Work to do
Transcribe all of the material exactly. Any picture in it should be left out.

Information supplied
::::::::
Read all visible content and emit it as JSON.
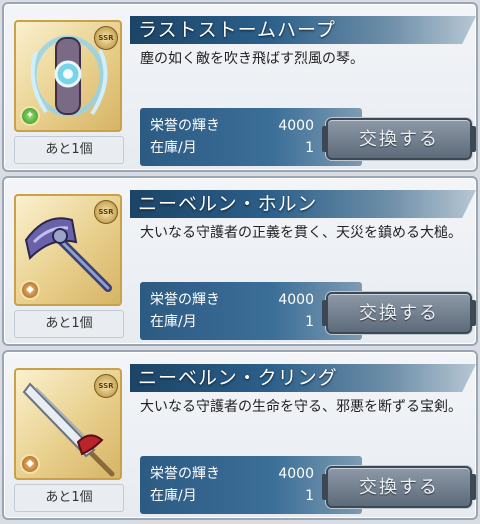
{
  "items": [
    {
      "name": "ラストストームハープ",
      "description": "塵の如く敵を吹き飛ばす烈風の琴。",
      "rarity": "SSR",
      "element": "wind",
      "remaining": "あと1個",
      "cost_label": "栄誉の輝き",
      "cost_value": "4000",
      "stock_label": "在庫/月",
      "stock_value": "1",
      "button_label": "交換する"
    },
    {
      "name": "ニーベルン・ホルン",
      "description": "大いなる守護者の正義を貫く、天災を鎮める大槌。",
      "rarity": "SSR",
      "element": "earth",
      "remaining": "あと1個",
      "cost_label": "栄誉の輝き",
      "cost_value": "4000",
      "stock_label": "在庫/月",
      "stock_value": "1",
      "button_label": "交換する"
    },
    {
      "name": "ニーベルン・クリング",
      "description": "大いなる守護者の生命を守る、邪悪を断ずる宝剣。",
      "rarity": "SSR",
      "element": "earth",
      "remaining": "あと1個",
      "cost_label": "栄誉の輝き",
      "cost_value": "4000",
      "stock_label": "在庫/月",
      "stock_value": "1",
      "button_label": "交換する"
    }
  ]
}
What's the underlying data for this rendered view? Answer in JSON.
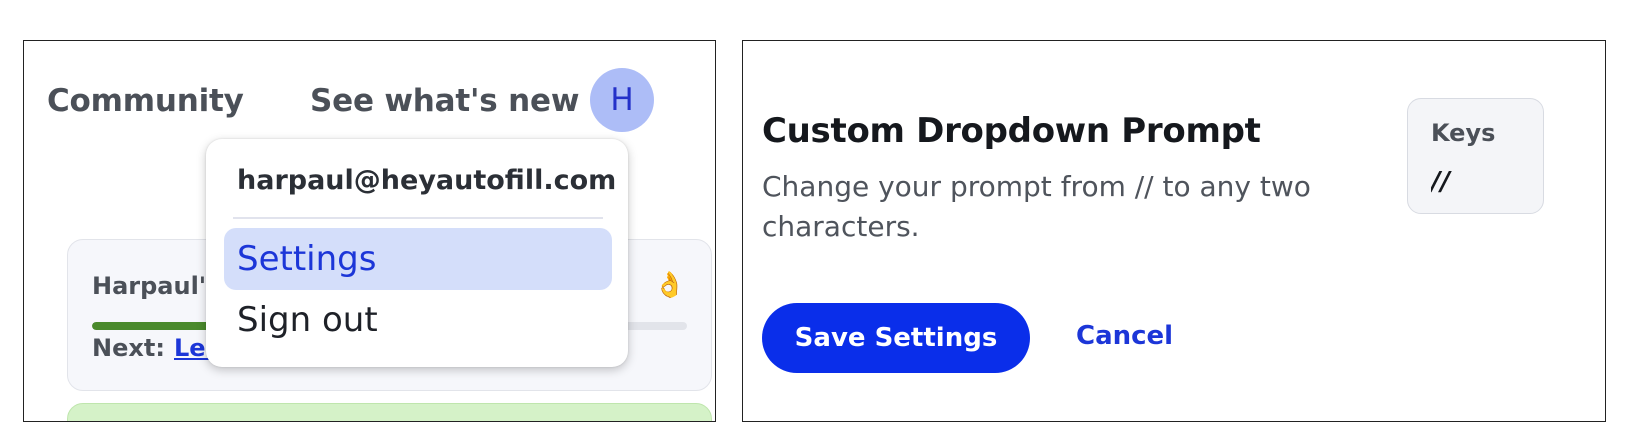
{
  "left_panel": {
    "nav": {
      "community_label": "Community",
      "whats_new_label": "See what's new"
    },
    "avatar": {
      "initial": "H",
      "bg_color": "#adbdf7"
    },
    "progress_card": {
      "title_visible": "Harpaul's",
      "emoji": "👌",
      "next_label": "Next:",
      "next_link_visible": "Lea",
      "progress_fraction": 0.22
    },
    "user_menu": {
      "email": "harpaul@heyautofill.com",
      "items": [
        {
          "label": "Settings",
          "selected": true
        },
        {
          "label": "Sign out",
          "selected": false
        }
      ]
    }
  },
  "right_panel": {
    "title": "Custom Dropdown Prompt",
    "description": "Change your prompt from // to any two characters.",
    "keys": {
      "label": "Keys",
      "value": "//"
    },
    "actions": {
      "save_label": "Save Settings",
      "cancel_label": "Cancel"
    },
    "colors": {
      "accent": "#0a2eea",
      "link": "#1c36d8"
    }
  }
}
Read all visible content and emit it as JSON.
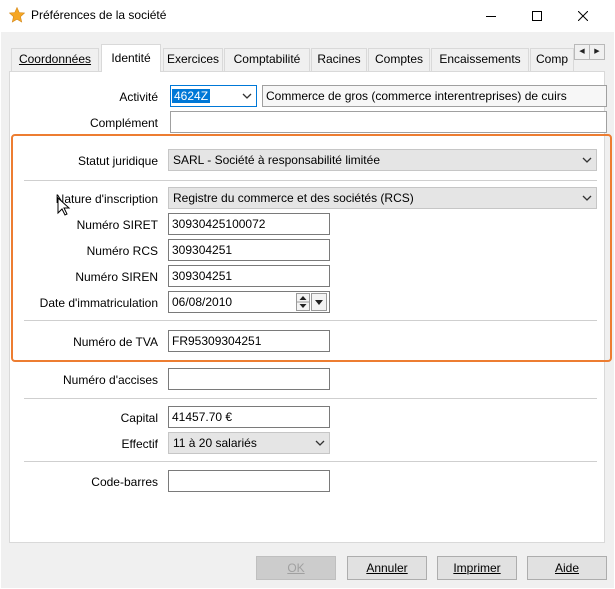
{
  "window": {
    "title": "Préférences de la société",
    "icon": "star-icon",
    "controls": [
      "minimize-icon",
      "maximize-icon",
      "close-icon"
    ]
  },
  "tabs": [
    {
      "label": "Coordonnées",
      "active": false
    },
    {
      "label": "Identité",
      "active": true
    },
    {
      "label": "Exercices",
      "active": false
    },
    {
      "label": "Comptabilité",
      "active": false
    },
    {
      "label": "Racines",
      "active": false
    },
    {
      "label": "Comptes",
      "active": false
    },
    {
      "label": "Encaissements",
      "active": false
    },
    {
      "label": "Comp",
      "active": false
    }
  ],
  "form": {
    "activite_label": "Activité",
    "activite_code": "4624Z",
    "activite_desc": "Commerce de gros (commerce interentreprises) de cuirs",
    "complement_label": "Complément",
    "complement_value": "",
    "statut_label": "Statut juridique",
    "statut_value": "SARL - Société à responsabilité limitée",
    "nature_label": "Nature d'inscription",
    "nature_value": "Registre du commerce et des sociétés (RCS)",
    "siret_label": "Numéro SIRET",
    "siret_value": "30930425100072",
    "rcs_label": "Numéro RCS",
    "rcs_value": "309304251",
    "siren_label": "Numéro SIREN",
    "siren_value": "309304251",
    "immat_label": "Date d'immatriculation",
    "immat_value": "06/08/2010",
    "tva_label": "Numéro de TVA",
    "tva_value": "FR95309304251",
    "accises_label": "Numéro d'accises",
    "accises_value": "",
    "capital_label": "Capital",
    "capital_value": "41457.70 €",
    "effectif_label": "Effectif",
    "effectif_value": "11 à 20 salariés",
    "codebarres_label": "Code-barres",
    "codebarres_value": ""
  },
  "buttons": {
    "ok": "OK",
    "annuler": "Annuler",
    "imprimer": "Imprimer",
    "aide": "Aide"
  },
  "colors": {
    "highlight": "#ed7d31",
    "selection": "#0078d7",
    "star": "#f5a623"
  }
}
::::::::
Exercise result
Read all visible content and emit it as JSON.
{
  "items": [
    {
      "name": "ラストストームハープ",
      "description": "塵の如く敵を吹き飛ばす烈風の琴。",
      "rarity": "SSR",
      "element": "wind",
      "remaining": "あと1個",
      "cost_label": "栄誉の輝き",
      "cost_value": "4000",
      "stock_label": "在庫/月",
      "stock_value": "1",
      "button_label": "交換する"
    },
    {
      "name": "ニーベルン・ホルン",
      "description": "大いなる守護者の正義を貫く、天災を鎮める大槌。",
      "rarity": "SSR",
      "element": "earth",
      "remaining": "あと1個",
      "cost_label": "栄誉の輝き",
      "cost_value": "4000",
      "stock_label": "在庫/月",
      "stock_value": "1",
      "button_label": "交換する"
    },
    {
      "name": "ニーベルン・クリング",
      "description": "大いなる守護者の生命を守る、邪悪を断ずる宝剣。",
      "rarity": "SSR",
      "element": "earth",
      "remaining": "あと1個",
      "cost_label": "栄誉の輝き",
      "cost_value": "4000",
      "stock_label": "在庫/月",
      "stock_value": "1",
      "button_label": "交換する"
    }
  ]
}
What's the underlying data for this rendered view? Answer in JSON.
{
  "left_panel": {
    "nav": {
      "community_label": "Community",
      "whats_new_label": "See what's new"
    },
    "avatar": {
      "initial": "H",
      "bg_color": "#adbdf7"
    },
    "progress_card": {
      "title_visible": "Harpaul's",
      "emoji": "👌",
      "next_label": "Next:",
      "next_link_visible": "Lea",
      "progress_fraction": 0.22
    },
    "user_menu": {
      "email": "harpaul@heyautofill.com",
      "items": [
        {
          "label": "Settings",
          "selected": true
        },
        {
          "label": "Sign out",
          "selected": false
        }
      ]
    }
  },
  "right_panel": {
    "title": "Custom Dropdown Prompt",
    "description": "Change your prompt from // to any two characters.",
    "keys": {
      "label": "Keys",
      "value": "//"
    },
    "actions": {
      "save_label": "Save Settings",
      "cancel_label": "Cancel"
    },
    "colors": {
      "accent": "#0a2eea",
      "link": "#1c36d8"
    }
  }
}
Read all visible content and emit it as JSON.
{
  "window": {
    "title": "Préférences de la société",
    "icon": "star-icon",
    "controls": [
      "minimize-icon",
      "maximize-icon",
      "close-icon"
    ]
  },
  "tabs": [
    {
      "label": "Coordonnées",
      "active": false
    },
    {
      "label": "Identité",
      "active": true
    },
    {
      "label": "Exercices",
      "active": false
    },
    {
      "label": "Comptabilité",
      "active": false
    },
    {
      "label": "Racines",
      "active": false
    },
    {
      "label": "Comptes",
      "active": false
    },
    {
      "label": "Encaissements",
      "active": false
    },
    {
      "label": "Comp",
      "active": false
    }
  ],
  "form": {
    "activite_label": "Activité",
    "activite_code": "4624Z",
    "activite_desc": "Commerce de gros (commerce interentreprises) de cuirs",
    "complement_label": "Complément",
    "complement_value": "",
    "statut_label": "Statut juridique",
    "statut_value": "SARL - Société à responsabilité limitée",
    "nature_label": "Nature d'inscription",
    "nature_value": "Registre du commerce et des sociétés (RCS)",
    "siret_label": "Numéro SIRET",
    "siret_value": "30930425100072",
    "rcs_label": "Numéro RCS",
    "rcs_value": "309304251",
    "siren_label": "Numéro SIREN",
    "siren_value": "309304251",
    "immat_label": "Date d'immatriculation",
    "immat_value": "06/08/2010",
    "tva_label": "Numéro de TVA",
    "tva_value": "FR95309304251",
    "accises_label": "Numéro d'accises",
    "accises_value": "",
    "capital_label": "Capital",
    "capital_value": "41457.70 €",
    "effectif_label": "Effectif",
    "effectif_value": "11 à 20 salariés",
    "codebarres_label": "Code-barres",
    "codebarres_value": ""
  },
  "buttons": {
    "ok": "OK",
    "annuler": "Annuler",
    "imprimer": "Imprimer",
    "aide": "Aide"
  },
  "colors": {
    "highlight": "#ed7d31",
    "selection": "#0078d7",
    "star": "#f5a623"
  }
}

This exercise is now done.